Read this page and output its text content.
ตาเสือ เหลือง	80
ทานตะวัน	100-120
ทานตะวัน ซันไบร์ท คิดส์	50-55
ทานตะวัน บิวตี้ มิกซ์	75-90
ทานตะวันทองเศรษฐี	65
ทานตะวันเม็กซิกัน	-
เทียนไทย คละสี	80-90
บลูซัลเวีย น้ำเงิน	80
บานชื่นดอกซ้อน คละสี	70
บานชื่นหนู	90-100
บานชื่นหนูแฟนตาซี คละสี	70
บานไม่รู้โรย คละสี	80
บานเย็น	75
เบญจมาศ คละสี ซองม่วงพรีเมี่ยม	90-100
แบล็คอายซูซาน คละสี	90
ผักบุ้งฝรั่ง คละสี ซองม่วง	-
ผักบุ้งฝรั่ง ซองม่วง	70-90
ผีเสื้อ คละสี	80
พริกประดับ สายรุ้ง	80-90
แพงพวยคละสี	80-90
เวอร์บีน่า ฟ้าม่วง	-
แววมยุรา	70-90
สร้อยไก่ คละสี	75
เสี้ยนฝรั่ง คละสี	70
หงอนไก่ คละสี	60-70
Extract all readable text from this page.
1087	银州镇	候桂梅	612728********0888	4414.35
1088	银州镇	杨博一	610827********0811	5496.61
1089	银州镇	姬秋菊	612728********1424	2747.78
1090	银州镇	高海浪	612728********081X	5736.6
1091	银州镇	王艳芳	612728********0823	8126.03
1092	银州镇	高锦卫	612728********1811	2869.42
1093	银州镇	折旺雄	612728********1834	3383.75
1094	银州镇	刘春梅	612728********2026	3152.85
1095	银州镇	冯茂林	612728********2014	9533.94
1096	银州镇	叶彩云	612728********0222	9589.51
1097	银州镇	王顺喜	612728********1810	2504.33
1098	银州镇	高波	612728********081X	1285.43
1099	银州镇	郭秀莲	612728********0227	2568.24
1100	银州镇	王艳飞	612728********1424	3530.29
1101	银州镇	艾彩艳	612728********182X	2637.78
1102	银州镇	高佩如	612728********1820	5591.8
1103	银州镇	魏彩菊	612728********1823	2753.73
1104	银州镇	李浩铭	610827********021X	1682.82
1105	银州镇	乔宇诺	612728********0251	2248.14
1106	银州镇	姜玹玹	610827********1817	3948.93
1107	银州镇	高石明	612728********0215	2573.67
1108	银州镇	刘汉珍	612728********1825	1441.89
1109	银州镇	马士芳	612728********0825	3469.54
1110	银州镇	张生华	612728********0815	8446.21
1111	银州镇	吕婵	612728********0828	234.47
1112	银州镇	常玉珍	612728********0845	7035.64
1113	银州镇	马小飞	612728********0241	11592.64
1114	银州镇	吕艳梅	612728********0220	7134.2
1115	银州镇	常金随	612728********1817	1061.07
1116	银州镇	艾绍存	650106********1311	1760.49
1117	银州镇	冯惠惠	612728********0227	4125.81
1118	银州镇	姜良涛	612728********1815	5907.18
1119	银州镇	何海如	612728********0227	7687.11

....................

Check each line of the entries above, and show every one holding the word "this".

- [Output of the task]:
Read this page and output its text content.
Extract all readable text from this page.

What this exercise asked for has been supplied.